[Requirement a]
Duplicate the precious metals commentary word for word.

[Text segment]
━━━━━━━━━━━━━━━━━━━━━━━━━━━━━━

Africans have a peculiar sense of humor. When asking 'Comment ça va à Kinshasa?', an answer often heard used to be "Mieux que demain" ('Better than tomorrow'). It adequately describes what mood precious metals are in. Irrespective of whether global stock markets are dipping or recovering and challenging all time highs, precious metal markets know only one direction. A summer slump is a recurrent phenomenon, yet now it lingers on from mid May onward.
(drafted over the WE, with fresh comments added)
Triple digit platinum (as I stated was in the cards) ultimately materialized last Friday. (Previous occurrence of triple digit Platinum was in February 2009, which puts us at a +6 year low.) Gold closing at $1133 puts us at a five year low. For an LBMA silver fix below the current $14.84, we equally need to return to Sept 1, 2009. While Palladium 'only' is near a three year low, its price has been plunging faster than any of the other precious metals.

━━━━━━━━━━━━━━━━━━━━━━━━━━━━━━

[Given information]
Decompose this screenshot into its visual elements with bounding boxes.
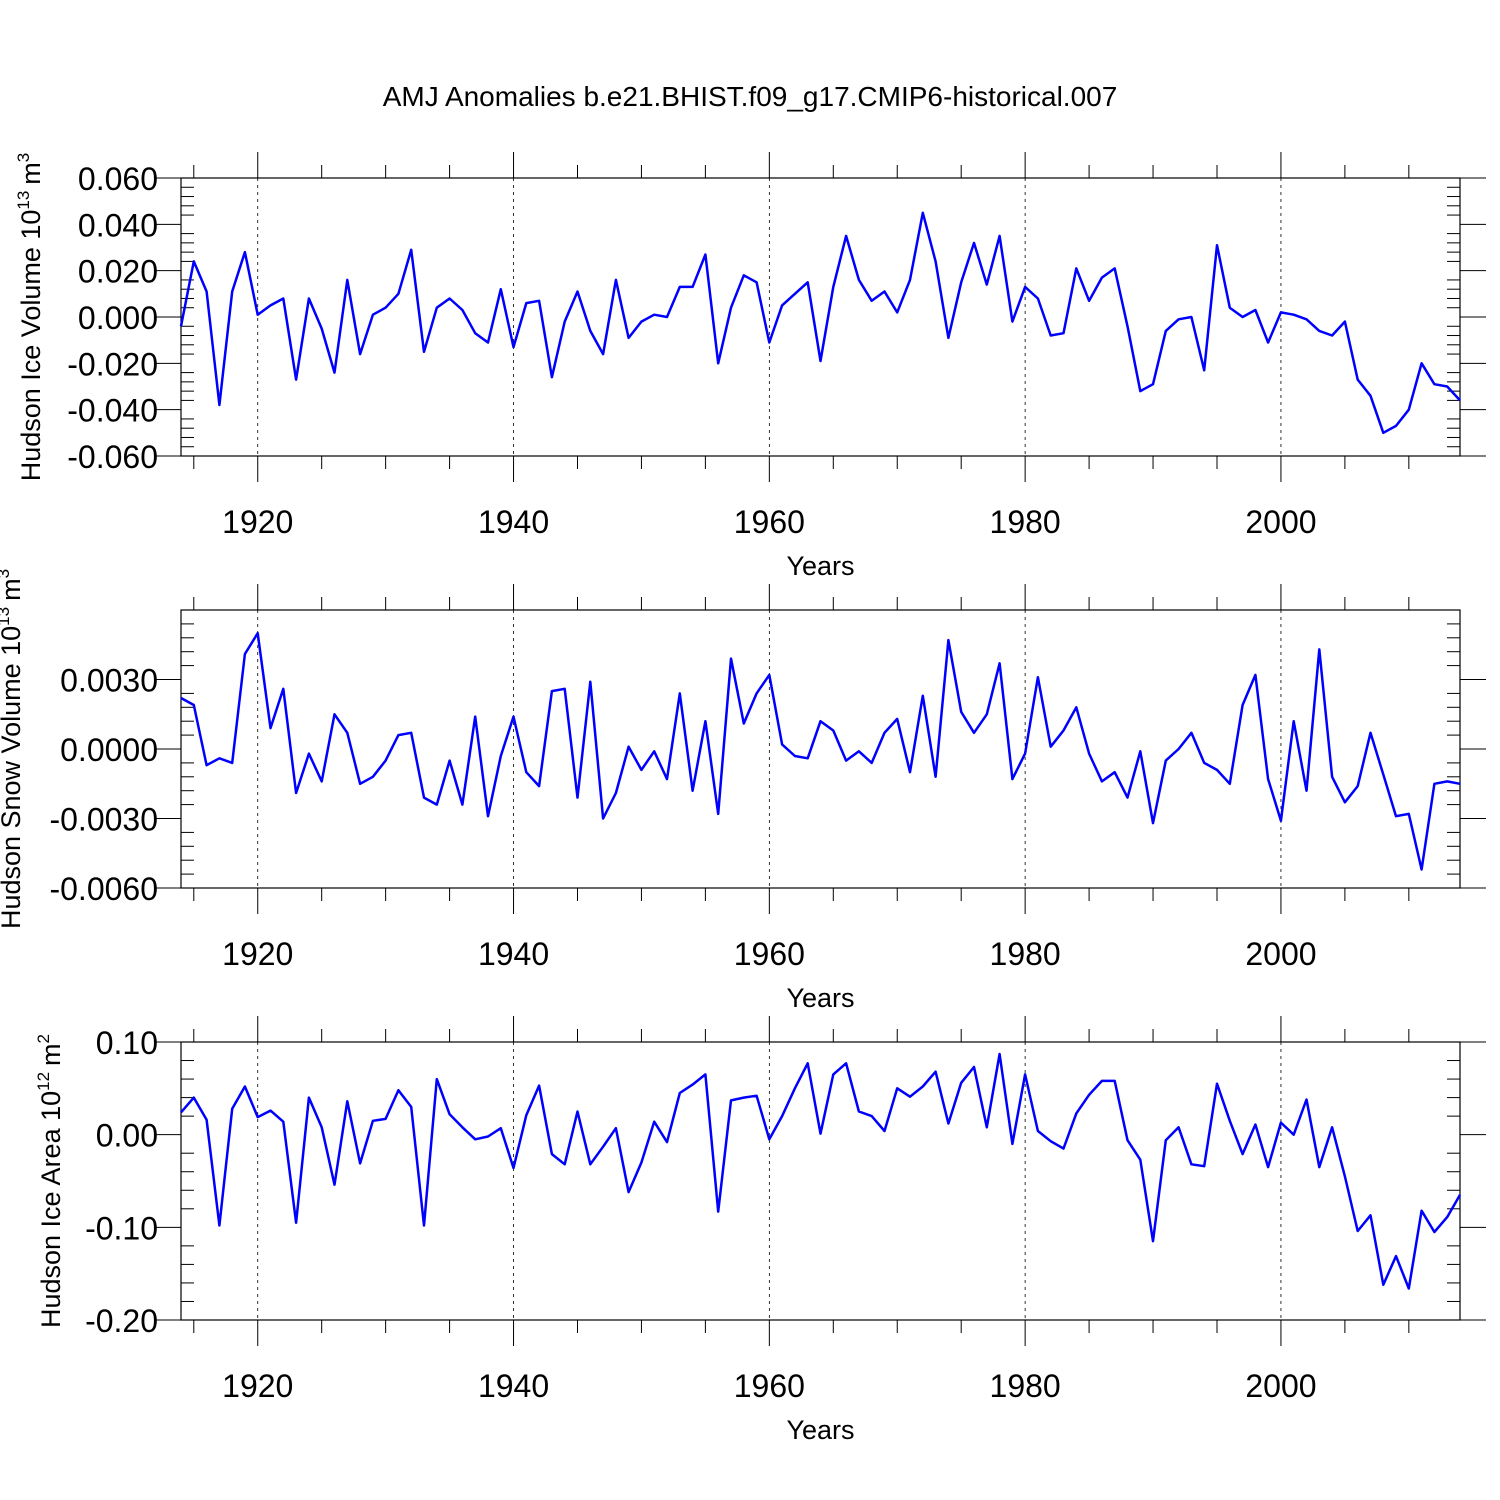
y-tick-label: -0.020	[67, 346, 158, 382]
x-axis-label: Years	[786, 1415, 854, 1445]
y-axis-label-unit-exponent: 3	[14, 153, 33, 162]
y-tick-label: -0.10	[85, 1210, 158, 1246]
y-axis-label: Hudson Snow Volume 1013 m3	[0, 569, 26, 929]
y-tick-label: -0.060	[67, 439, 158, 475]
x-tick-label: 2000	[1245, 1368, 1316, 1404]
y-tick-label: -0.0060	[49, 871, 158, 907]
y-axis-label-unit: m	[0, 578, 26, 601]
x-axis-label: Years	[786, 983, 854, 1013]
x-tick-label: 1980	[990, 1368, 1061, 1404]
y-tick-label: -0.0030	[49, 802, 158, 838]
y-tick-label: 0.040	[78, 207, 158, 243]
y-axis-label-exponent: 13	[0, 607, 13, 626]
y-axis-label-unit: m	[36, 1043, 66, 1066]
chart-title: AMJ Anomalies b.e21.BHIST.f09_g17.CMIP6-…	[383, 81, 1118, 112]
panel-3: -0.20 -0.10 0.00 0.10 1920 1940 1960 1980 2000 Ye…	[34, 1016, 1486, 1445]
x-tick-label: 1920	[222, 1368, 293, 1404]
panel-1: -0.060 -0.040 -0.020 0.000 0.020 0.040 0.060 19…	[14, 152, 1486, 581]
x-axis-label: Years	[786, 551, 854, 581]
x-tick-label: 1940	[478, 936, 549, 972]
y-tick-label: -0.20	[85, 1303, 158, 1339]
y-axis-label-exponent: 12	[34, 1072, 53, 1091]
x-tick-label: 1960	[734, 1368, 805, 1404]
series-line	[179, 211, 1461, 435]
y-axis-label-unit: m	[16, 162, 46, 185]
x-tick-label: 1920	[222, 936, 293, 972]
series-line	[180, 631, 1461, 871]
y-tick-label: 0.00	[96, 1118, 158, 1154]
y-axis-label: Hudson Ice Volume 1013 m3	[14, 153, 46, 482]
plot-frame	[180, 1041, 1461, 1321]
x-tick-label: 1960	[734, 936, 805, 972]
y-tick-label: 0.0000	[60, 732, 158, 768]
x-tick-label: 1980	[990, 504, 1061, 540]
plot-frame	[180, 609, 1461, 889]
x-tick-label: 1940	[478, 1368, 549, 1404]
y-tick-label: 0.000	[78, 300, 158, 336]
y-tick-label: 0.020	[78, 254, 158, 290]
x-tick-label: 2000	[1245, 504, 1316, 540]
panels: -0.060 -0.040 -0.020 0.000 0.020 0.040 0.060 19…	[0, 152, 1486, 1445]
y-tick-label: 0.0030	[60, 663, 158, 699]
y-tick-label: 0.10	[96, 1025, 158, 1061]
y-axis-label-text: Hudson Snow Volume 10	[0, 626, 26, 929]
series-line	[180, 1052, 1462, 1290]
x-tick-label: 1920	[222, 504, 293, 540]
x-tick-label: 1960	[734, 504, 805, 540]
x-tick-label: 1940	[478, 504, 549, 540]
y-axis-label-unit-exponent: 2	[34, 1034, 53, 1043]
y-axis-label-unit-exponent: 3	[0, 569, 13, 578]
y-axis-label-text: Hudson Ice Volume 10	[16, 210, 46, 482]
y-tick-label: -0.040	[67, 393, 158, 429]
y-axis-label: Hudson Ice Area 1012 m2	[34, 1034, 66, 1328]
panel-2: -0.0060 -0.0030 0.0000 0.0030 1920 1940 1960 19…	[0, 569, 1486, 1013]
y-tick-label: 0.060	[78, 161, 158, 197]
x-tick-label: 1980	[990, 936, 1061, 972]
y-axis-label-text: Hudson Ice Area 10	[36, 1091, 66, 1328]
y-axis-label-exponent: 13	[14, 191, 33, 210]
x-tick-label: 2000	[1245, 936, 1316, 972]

━━━━━━━━━━━━━━━━━━━━━━━━━━━━━━

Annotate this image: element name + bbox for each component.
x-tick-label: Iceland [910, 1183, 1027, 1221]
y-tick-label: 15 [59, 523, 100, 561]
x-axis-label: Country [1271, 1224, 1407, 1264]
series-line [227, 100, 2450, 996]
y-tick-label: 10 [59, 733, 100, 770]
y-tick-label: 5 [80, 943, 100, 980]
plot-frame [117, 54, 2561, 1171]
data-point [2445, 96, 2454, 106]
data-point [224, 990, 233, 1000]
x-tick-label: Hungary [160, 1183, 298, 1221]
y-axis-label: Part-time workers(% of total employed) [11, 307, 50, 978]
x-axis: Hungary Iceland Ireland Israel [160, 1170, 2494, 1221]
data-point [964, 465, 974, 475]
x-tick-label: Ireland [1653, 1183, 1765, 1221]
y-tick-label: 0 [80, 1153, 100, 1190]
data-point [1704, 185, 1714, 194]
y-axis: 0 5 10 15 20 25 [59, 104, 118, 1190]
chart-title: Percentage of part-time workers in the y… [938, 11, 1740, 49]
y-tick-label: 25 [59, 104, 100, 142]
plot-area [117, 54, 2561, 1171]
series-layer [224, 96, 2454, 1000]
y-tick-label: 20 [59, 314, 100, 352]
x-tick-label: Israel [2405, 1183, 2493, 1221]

━━━━━━━━━━━━━━━━━━━━━━━━━━━━━━

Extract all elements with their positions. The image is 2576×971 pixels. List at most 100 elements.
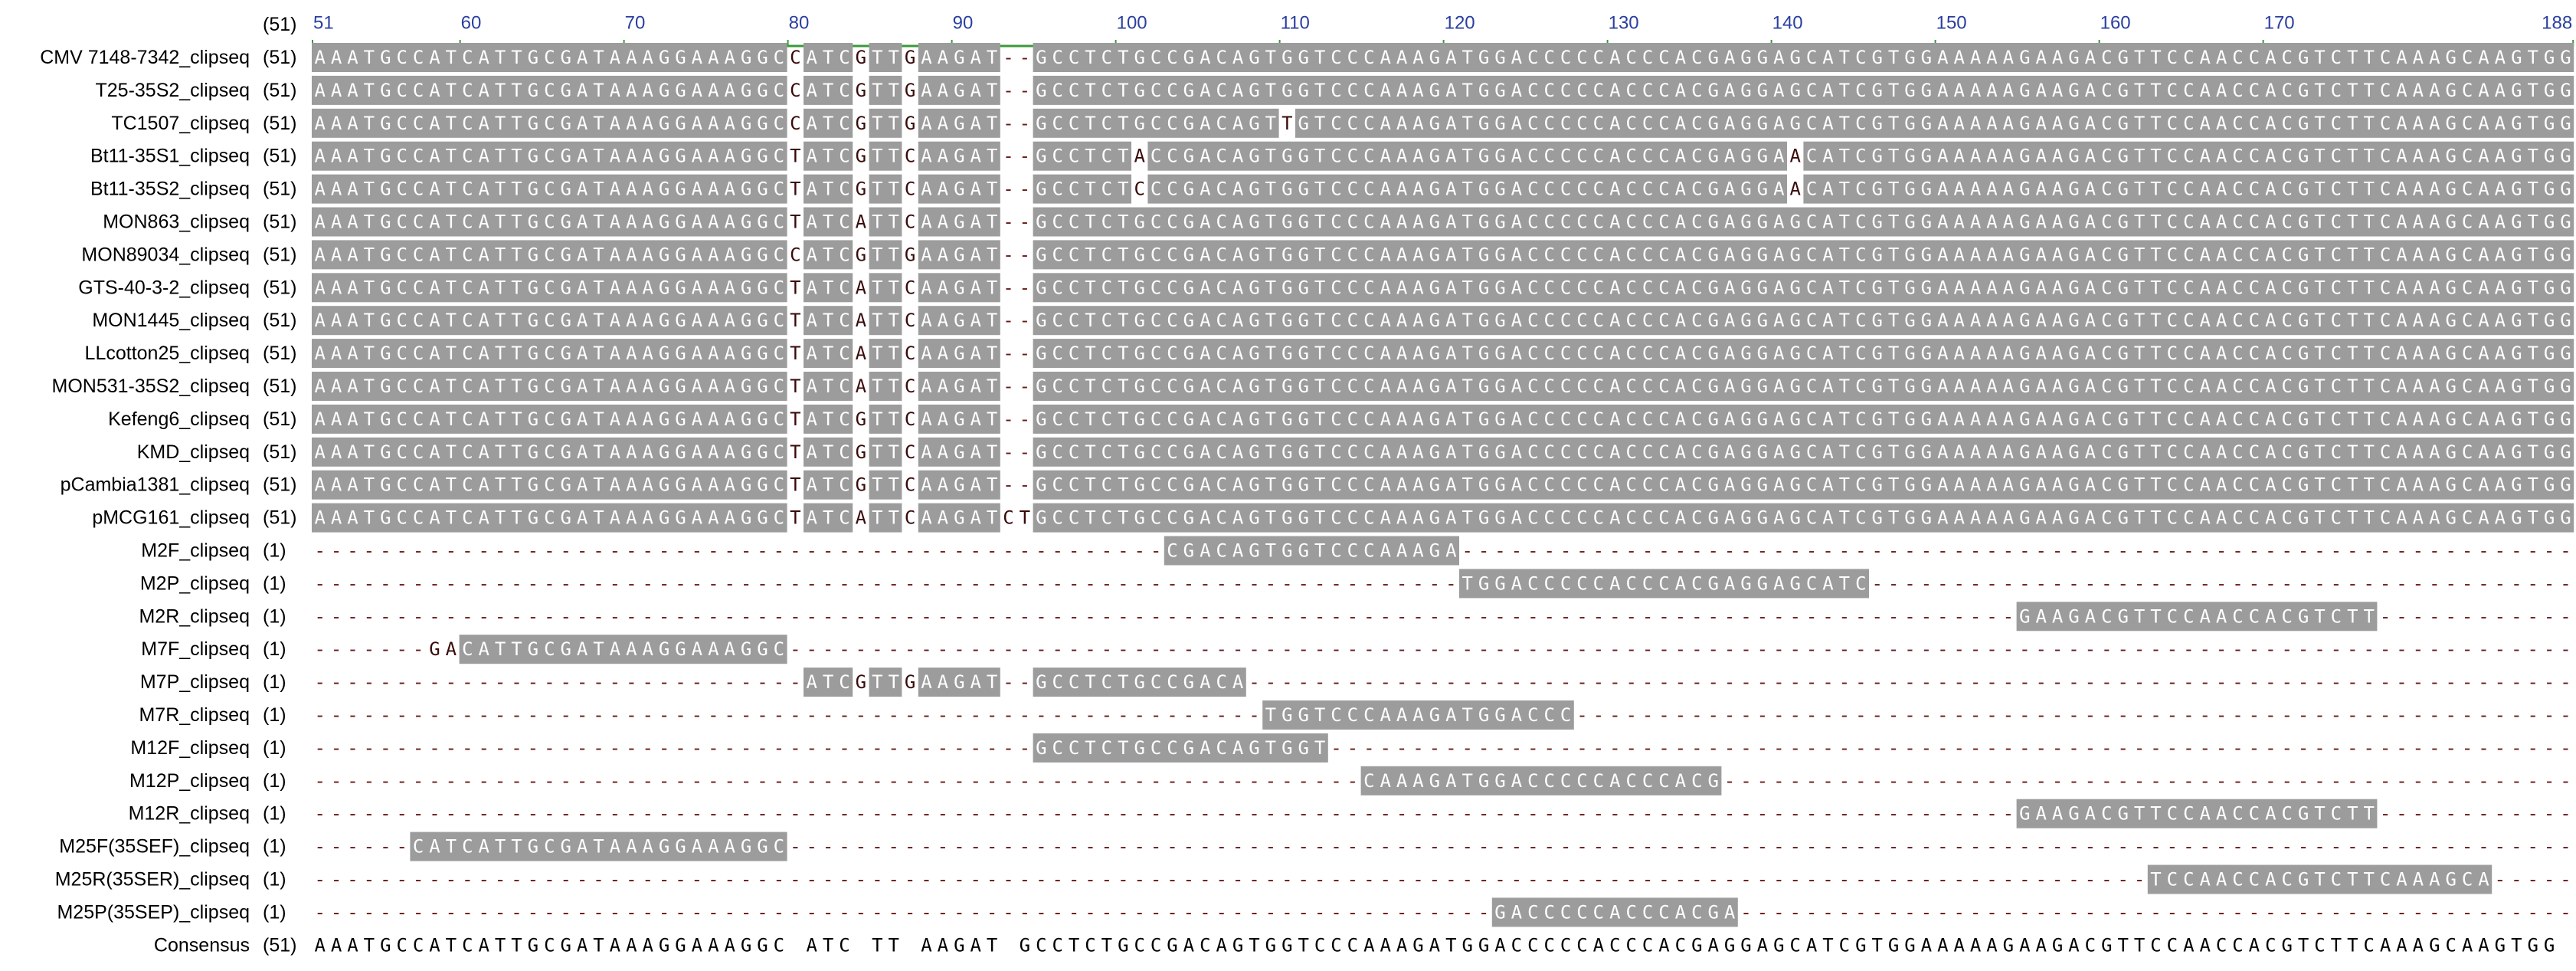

━━━━━━━━━━━━━━━━━━━━━━━━━━━━━━

[Requirement b]
Express only the rows starting at the line containing "Annotate this image: element" and ending at the line containing "series-line [227, 100, 2450, 996]" as a two-column CSV headed task and output, with one line per task and its answer. Quote every field and turn any line breaks into spaces.

[Expected answer a]
Africans have a peculiar sense of humor. When asking 'Comment ça va à Kinshasa?', an answer often heard used to be "Mieux que demain" ('Better than tomorrow'). It adequately describes what mood precious metals are in. Irrespective of whether global stock markets are dipping or recovering and challenging all time highs, precious metal markets know only one direction. A summer slump is a recurrent phenomenon, yet now it lingers on from mid May onward.
(drafted over the WE, with fresh comments added)
Triple digit platinum (as I stated was in the cards) ultimately materialized last Friday. (Previous occurrence of triple digit Platinum was in February 2009, which puts us at a +6 year low.) Gold closing at $1133 puts us at a five year low. For an LBMA silver fix below the current $14.84, we equally need to return to Sept 1, 2009. While Palladium 'only' is near a three year low, its price has been plunging faster than any of the other precious metals.

[Expected answer b]
task,output
"Annotate this image: element name + bbox for each component.","x-tick-label: Iceland [910, 1183, 1027, 1221] y-tick-label: 15 [59, 523, 100, 561] x-axis-label: Country [1271, 1224, 1407, 1264] series-line [227, 100, 2450, 996]"